> _Entries_:

## BEGIN

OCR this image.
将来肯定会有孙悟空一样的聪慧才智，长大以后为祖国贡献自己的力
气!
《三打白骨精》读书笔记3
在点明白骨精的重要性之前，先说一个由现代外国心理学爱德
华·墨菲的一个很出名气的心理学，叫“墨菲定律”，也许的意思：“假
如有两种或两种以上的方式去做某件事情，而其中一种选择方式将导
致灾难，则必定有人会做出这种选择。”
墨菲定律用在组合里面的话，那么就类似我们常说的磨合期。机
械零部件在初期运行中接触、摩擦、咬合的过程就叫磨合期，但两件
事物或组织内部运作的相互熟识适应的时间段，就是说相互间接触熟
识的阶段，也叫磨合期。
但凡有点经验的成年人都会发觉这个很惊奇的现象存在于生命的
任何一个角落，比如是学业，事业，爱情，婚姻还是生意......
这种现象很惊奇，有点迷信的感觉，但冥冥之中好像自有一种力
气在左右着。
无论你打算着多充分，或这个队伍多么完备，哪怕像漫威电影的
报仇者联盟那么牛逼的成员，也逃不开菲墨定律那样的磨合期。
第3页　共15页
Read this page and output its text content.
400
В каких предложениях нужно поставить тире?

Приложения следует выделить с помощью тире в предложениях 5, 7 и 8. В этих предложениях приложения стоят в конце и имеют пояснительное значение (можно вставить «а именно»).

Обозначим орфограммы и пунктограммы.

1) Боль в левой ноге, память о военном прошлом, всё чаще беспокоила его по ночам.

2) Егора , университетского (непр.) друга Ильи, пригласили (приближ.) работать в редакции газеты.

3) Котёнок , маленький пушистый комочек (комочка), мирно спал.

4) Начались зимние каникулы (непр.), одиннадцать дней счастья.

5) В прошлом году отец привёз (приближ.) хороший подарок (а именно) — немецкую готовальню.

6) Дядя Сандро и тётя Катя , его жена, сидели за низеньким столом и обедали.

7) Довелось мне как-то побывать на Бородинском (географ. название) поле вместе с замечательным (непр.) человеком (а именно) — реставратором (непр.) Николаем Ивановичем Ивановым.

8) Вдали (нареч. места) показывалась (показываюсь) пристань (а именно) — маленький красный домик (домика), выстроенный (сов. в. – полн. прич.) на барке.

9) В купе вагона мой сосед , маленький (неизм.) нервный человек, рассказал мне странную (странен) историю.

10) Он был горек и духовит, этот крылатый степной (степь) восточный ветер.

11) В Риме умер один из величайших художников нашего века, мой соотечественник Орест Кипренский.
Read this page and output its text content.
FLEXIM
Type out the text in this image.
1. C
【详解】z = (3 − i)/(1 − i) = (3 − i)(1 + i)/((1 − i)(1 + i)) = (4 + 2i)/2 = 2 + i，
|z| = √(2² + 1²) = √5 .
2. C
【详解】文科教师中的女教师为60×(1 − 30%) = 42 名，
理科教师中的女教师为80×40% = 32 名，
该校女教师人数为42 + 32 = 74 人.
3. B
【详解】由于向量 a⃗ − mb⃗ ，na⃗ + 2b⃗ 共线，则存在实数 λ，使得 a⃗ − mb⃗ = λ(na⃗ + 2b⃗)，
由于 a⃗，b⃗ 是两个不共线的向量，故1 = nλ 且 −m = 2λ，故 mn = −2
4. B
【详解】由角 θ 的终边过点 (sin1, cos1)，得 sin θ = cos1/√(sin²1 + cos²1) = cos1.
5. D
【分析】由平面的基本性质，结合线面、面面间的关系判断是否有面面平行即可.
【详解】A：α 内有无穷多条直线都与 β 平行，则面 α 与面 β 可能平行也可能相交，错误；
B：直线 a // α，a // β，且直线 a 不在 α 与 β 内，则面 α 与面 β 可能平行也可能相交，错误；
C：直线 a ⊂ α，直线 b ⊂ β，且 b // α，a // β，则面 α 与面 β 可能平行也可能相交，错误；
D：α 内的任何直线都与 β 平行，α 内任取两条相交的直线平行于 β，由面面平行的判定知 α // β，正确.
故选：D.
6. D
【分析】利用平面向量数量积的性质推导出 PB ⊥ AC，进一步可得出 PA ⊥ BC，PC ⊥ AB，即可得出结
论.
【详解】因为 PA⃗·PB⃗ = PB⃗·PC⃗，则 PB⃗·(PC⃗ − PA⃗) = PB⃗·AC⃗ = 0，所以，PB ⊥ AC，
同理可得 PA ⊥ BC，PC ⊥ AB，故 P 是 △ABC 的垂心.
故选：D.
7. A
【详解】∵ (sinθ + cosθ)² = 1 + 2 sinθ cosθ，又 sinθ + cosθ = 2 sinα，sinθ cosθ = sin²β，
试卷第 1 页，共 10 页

## END

> _Exercise objective_:
Give the complete listing a second time, exactly as it reads.

> _Finished task_:
OCR this image.
将来肯定会有孙悟空一样的聪慧才智，长大以后为祖国贡献自己的力
气!
《三打白骨精》读书笔记3
在点明白骨精的重要性之前，先说一个由现代外国心理学爱德
华·墨菲的一个很出名气的心理学，叫“墨菲定律”，也许的意思：“假
如有两种或两种以上的方式去做某件事情，而其中一种选择方式将导
致灾难，则必定有人会做出这种选择。”
墨菲定律用在组合里面的话，那么就类似我们常说的磨合期。机
械零部件在初期运行中接触、摩擦、咬合的过程就叫磨合期，但两件
事物或组织内部运作的相互熟识适应的时间段，就是说相互间接触熟
识的阶段，也叫磨合期。
但凡有点经验的成年人都会发觉这个很惊奇的现象存在于生命的
任何一个角落，比如是学业，事业，爱情，婚姻还是生意......
这种现象很惊奇，有点迷信的感觉，但冥冥之中好像自有一种力
气在左右着。
无论你打算着多充分，或这个队伍多么完备，哪怕像漫威电影的
报仇者联盟那么牛逼的成员，也逃不开菲墨定律那样的磨合期。
第3页　共15页
Read this page and output its text content.
400
В каких предложениях нужно поставить тире?

Приложения следует выделить с помощью тире в предложениях 5, 7 и 8. В этих предложениях приложения стоят в конце и имеют пояснительное значение (можно вставить «а именно»).

Обозначим орфограммы и пунктограммы.

1) Боль в левой ноге, память о военном прошлом, всё чаще беспокоила его по ночам.

2) Егора , университетского (непр.) друга Ильи, пригласили (приближ.) работать в редакции газеты.

3) Котёнок , маленький пушистый комочек (комочка), мирно спал.

4) Начались зимние каникулы (непр.), одиннадцать дней счастья.

5) В прошлом году отец привёз (приближ.) хороший подарок (а именно) — немецкую готовальню.

6) Дядя Сандро и тётя Катя , его жена, сидели за низеньким столом и обедали.

7) Довелось мне как-то побывать на Бородинском (географ. название) поле вместе с замечательным (непр.) человеком (а именно) — реставратором (непр.) Николаем Ивановичем Ивановым.

8) Вдали (нареч. места) показывалась (показываюсь) пристань (а именно) — маленький красный домик (домика), выстроенный (сов. в. – полн. прич.) на барке.

9) В купе вагона мой сосед , маленький (неизм.) нервный человек, рассказал мне странную (странен) историю.

10) Он был горек и духовит, этот крылатый степной (степь) восточный ветер.

11) В Риме умер один из величайших художников нашего века, мой соотечественник Орест Кипренский.
Read this page and output its text content.
FLEXIM
Type out the text in this image.
1. C
【详解】z = (3 − i)/(1 − i) = (3 − i)(1 + i)/((1 − i)(1 + i)) = (4 + 2i)/2 = 2 + i，
|z| = √(2² + 1²) = √5 .
2. C
【详解】文科教师中的女教师为60×(1 − 30%) = 42 名，
理科教师中的女教师为80×40% = 32 名，
该校女教师人数为42 + 32 = 74 人.
3. B
【详解】由于向量 a⃗ − mb⃗ ，na⃗ + 2b⃗ 共线，则存在实数 λ，使得 a⃗ − mb⃗ = λ(na⃗ + 2b⃗)，
由于 a⃗，b⃗ 是两个不共线的向量，故1 = nλ 且 −m = 2λ，故 mn = −2
4. B
【详解】由角 θ 的终边过点 (sin1, cos1)，得 sin θ = cos1/√(sin²1 + cos²1) = cos1.
5. D
【分析】由平面的基本性质，结合线面、面面间的关系判断是否有面面平行即可.
【详解】A：α 内有无穷多条直线都与 β 平行，则面 α 与面 β 可能平行也可能相交，错误；
B：直线 a // α，a // β，且直线 a 不在 α 与 β 内，则面 α 与面 β 可能平行也可能相交，错误；
C：直线 a ⊂ α，直线 b ⊂ β，且 b // α，a // β，则面 α 与面 β 可能平行也可能相交，错误；
D：α 内的任何直线都与 β 平行，α 内任取两条相交的直线平行于 β，由面面平行的判定知 α // β，正确.
故选：D.
6. D
【分析】利用平面向量数量积的性质推导出 PB ⊥ AC，进一步可得出 PA ⊥ BC，PC ⊥ AB，即可得出结
论.
【详解】因为 PA⃗·PB⃗ = PB⃗·PC⃗，则 PB⃗·(PC⃗ − PA⃗) = PB⃗·AC⃗ = 0，所以，PB ⊥ AC，
同理可得 PA ⊥ BC，PC ⊥ AB，故 P 是 △ABC 的垂心.
故选：D.
7. A
【详解】∵ (sinθ + cosθ)² = 1 + 2 sinθ cosθ，又 sinθ + cosθ = 2 sinα，sinθ cosθ = sin²β，
试卷第 1 页，共 10 页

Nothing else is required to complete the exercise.